## Given exercise
In the listing below, pick out lines with "based".
─── Data for the task
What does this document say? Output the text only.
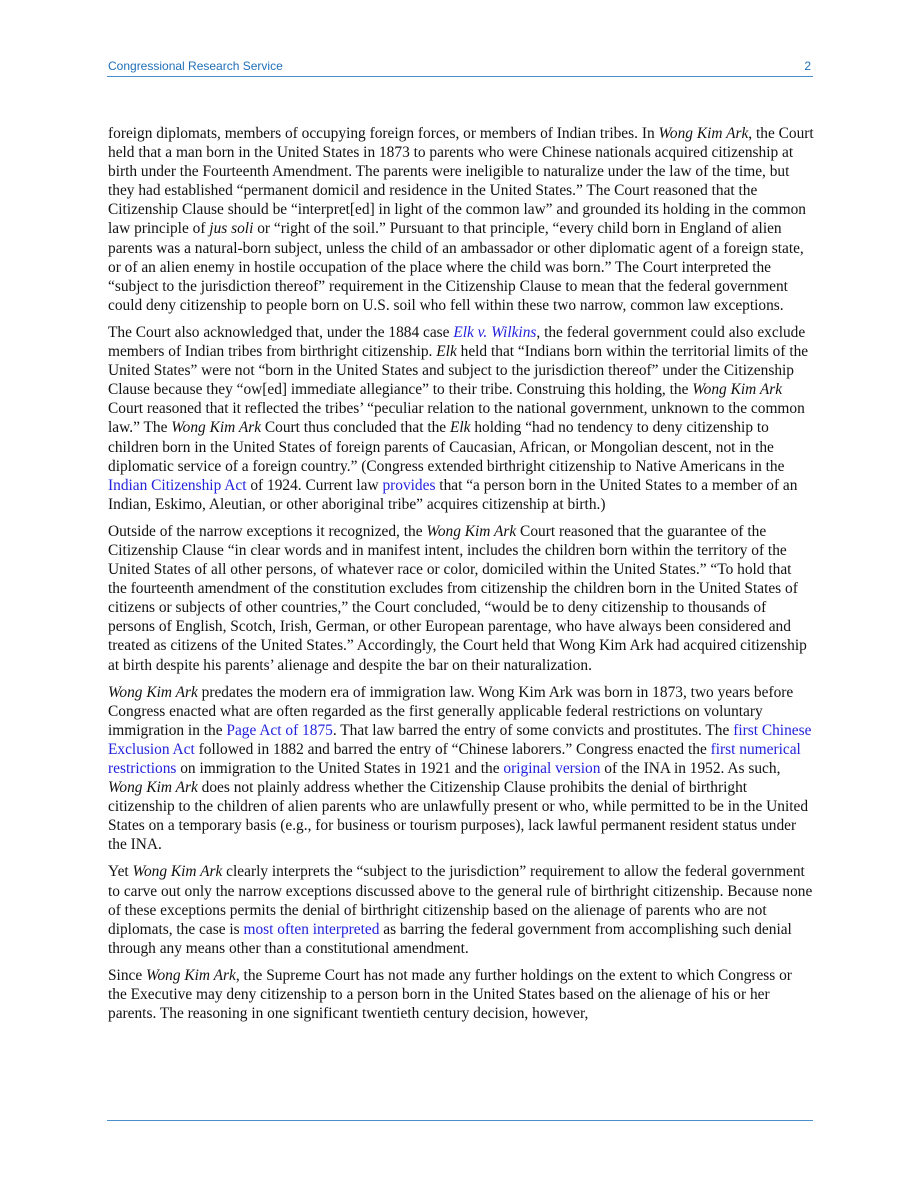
Congressional Research Service	2

foreign diplomats, members of occupying foreign forces, or members of Indian tribes. In Wong Kim Ark, the Court held that a man born in the United States in 1873 to parents who were Chinese nationals acquired citizenship at birth under the Fourteenth Amendment. The parents were ineligible to naturalize under the law of the time, but they had established “permanent domicil and residence in the United States.” The Court reasoned that the Citizenship Clause should be “interpret[ed] in light of the common law” and grounded its holding in the common law principle of jus soli or “right of the soil.” Pursuant to that principle, “every child born in England of alien parents was a natural-born subject, unless the child of an ambassador or other diplomatic agent of a foreign state, or of an alien enemy in hostile occupation of the place where the child was born.” The Court interpreted the “subject to the jurisdiction thereof” requirement in the Citizenship Clause to mean that the federal government could deny citizenship to people born on U.S. soil who fell within these two narrow, common law exceptions.

The Court also acknowledged that, under the 1884 case Elk v. Wilkins, the federal government could also exclude members of Indian tribes from birthright citizenship. Elk held that “Indians born within the territorial limits of the United States” were not “born in the United States and subject to the jurisdiction thereof” under the Citizenship Clause because they “ow[ed] immediate allegiance” to their tribe. Construing this holding, the Wong Kim Ark Court reasoned that it reflected the tribes’ “peculiar relation to the national government, unknown to the common law.” The Wong Kim Ark Court thus concluded that the Elk holding “had no tendency to deny citizenship to children born in the United States of foreign parents of Caucasian, African, or Mongolian descent, not in the diplomatic service of a foreign country.” (Congress extended birthright citizenship to Native Americans in the Indian Citizenship Act of 1924. Current law provides that “a person born in the United States to a member of an Indian, Eskimo, Aleutian, or other aboriginal tribe” acquires citizenship at birth.)

Outside of the narrow exceptions it recognized, the Wong Kim Ark Court reasoned that the guarantee of the Citizenship Clause “in clear words and in manifest intent, includes the children born within the territory of the United States of all other persons, of whatever race or color, domiciled within the United States.” “To hold that the fourteenth amendment of the constitution excludes from citizenship the children born in the United States of citizens or subjects of other countries,” the Court concluded, “would be to deny citizenship to thousands of persons of English, Scotch, Irish, German, or other European parentage, who have always been considered and treated as citizens of the United States.” Accordingly, the Court held that Wong Kim Ark had acquired citizenship at birth despite his parents’ alienage and despite the bar on their naturalization.

Wong Kim Ark predates the modern era of immigration law. Wong Kim Ark was born in 1873, two years before Congress enacted what are often regarded as the first generally applicable federal restrictions on voluntary immigration in the Page Act of 1875. That law barred the entry of some convicts and prostitutes. The first Chinese Exclusion Act followed in 1882 and barred the entry of “Chinese laborers.” Congress enacted the first numerical restrictions on immigration to the United States in 1921 and the original version of the INA in 1952. As such, Wong Kim Ark does not plainly address whether the Citizenship Clause prohibits the denial of birthright citizenship to the children of alien parents who are unlawfully present or who, while permitted to be in the United States on a temporary basis (e.g., for business or tourism purposes), lack lawful permanent resident status under the INA.

Yet Wong Kim Ark clearly interprets the “subject to the jurisdiction” requirement to allow the federal government to carve out only the narrow exceptions discussed above to the general rule of birthright citizenship. Because none of these exceptions permits the denial of birthright citizenship based on the alienage of parents who are not diplomats, the case is most often interpreted as barring the federal government from accomplishing such denial through any means other than a constitutional amendment.

Since Wong Kim Ark, the Supreme Court has not made any further holdings on the extent to which Congress or the Executive may deny citizenship to a person born in the United States based on the alienage of his or her parents. The reasoning in one significant twentieth century decision, however,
──────
## The solution
Yet Wong Kim Ark clearly interprets the “subject to the jurisdiction” requirement to allow the federal government to carve out only the narrow exceptions discussed above to the general rule of birthright citizenship. Because none of these exceptions permits the denial of birthright citizenship based on the alienage of parents who are not diplomats, the case is most often interpreted as barring the federal government from accomplishing such denial through any means other than a constitutional amendment.
Since Wong Kim Ark, the Supreme Court has not made any further holdings on the extent to which Congress or the Executive may deny citizenship to a person born in the United States based on the alienage of his or her parents. The reasoning in one significant twentieth century decision, however,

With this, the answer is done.